• _Set exercise_
Scan the records below for the word "Elementy" and give only the number of lines that hold it.

Stored entries
[START]
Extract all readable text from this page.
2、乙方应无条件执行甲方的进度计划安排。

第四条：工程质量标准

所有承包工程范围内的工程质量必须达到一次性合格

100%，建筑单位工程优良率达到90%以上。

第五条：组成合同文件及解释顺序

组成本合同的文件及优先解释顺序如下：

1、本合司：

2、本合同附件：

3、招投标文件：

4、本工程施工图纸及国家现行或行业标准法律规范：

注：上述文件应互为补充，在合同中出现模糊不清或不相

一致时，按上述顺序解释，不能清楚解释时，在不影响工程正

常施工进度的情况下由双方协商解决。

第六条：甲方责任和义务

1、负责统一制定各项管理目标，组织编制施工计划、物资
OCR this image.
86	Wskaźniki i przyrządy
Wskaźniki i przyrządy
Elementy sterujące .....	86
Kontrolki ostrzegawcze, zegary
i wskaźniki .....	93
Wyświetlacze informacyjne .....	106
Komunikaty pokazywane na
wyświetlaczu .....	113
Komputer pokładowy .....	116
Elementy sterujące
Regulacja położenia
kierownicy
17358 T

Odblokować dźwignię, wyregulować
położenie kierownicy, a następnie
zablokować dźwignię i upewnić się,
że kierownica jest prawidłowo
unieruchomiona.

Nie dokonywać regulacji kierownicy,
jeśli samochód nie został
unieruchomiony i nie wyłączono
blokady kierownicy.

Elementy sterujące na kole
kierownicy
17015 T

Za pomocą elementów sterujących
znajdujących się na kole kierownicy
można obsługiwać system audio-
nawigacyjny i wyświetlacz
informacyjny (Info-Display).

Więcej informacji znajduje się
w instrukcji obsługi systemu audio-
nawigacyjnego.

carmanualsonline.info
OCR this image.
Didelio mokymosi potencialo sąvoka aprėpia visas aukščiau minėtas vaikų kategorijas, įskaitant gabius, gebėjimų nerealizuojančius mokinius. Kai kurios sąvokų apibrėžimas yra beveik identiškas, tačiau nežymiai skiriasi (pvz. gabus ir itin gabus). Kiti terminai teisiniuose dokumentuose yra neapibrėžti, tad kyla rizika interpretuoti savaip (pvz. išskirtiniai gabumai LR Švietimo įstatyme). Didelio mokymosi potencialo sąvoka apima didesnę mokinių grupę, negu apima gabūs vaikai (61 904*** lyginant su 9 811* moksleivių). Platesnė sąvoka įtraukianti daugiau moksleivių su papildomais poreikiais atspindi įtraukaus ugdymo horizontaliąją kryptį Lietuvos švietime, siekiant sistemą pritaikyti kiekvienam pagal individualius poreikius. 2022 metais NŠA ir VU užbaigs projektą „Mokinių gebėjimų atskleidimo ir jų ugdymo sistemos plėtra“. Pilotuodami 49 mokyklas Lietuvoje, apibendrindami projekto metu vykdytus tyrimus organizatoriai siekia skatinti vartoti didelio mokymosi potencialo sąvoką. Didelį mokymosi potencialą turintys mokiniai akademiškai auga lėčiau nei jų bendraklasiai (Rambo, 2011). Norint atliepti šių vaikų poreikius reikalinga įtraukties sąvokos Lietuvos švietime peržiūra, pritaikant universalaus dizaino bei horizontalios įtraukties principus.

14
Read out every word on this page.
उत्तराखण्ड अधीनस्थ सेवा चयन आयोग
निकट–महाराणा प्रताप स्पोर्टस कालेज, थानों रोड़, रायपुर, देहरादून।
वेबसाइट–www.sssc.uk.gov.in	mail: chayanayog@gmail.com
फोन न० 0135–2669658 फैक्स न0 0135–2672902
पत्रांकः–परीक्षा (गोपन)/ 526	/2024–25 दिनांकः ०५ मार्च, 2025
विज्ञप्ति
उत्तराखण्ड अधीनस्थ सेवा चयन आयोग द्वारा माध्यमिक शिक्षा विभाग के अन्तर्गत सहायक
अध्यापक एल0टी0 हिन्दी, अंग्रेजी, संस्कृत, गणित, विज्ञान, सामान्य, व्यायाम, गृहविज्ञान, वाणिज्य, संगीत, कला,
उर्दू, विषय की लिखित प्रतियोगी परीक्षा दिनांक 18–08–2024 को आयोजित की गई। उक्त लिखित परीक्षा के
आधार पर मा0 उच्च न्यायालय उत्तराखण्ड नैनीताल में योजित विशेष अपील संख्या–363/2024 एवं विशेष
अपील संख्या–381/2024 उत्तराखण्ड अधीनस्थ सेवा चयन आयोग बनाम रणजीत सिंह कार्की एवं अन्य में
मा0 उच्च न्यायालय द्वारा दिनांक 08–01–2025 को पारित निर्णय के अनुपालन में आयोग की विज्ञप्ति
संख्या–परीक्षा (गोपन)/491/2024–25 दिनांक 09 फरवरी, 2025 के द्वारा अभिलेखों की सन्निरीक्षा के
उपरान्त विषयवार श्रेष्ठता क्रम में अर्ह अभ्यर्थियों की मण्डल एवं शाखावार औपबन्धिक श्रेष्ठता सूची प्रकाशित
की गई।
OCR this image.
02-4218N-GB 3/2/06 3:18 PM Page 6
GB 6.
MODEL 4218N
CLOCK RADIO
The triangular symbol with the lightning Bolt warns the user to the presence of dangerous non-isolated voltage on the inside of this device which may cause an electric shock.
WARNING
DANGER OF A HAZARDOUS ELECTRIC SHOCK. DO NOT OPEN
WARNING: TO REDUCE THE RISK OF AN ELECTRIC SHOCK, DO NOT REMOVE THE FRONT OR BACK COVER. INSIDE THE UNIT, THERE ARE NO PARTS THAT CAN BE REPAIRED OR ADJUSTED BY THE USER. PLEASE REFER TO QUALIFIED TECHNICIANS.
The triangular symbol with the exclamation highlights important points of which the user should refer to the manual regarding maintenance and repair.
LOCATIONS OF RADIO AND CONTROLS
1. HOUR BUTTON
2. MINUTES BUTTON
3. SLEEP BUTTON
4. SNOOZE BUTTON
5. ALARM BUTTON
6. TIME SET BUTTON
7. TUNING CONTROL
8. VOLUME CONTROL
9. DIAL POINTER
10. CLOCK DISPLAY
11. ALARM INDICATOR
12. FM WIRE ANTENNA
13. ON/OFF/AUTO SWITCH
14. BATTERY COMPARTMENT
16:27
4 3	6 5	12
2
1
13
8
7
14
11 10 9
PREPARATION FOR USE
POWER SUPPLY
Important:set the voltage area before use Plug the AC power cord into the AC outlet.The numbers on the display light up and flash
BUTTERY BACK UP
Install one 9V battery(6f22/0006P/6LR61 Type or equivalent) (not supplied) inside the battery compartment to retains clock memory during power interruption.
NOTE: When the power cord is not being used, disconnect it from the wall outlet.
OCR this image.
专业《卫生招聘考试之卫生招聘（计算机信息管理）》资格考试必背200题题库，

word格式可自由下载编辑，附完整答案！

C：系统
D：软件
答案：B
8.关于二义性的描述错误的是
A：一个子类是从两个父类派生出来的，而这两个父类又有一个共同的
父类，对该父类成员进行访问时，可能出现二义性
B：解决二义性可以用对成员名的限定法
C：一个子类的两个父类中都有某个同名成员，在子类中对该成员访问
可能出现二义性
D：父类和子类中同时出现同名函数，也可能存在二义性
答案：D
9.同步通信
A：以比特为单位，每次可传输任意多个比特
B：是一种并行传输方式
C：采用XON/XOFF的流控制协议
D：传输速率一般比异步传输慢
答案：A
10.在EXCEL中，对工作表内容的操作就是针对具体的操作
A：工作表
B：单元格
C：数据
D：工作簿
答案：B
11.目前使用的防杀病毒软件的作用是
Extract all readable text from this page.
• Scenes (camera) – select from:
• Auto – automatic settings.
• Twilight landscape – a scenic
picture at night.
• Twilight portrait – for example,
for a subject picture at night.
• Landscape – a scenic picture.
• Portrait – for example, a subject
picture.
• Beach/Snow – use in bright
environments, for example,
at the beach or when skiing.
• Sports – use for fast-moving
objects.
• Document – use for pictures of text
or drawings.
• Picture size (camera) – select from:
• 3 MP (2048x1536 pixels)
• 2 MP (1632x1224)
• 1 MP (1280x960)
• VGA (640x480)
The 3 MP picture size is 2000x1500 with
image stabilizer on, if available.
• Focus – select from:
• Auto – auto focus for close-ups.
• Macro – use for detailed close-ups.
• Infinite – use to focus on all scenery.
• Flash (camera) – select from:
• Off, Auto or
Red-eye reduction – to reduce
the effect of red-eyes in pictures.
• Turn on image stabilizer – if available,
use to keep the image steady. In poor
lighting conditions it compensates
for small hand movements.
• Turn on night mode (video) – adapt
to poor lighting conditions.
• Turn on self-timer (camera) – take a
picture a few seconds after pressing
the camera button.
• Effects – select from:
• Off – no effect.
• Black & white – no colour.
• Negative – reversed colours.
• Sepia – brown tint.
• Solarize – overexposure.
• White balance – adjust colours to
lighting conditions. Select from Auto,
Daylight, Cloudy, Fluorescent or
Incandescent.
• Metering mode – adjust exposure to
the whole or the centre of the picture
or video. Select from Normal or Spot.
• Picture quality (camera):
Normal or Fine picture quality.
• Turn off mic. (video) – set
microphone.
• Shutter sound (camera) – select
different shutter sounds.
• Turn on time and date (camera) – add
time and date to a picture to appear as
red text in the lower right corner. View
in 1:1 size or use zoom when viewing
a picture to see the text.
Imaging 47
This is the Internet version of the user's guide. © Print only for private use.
[END]
• _Solution for this exercise_
3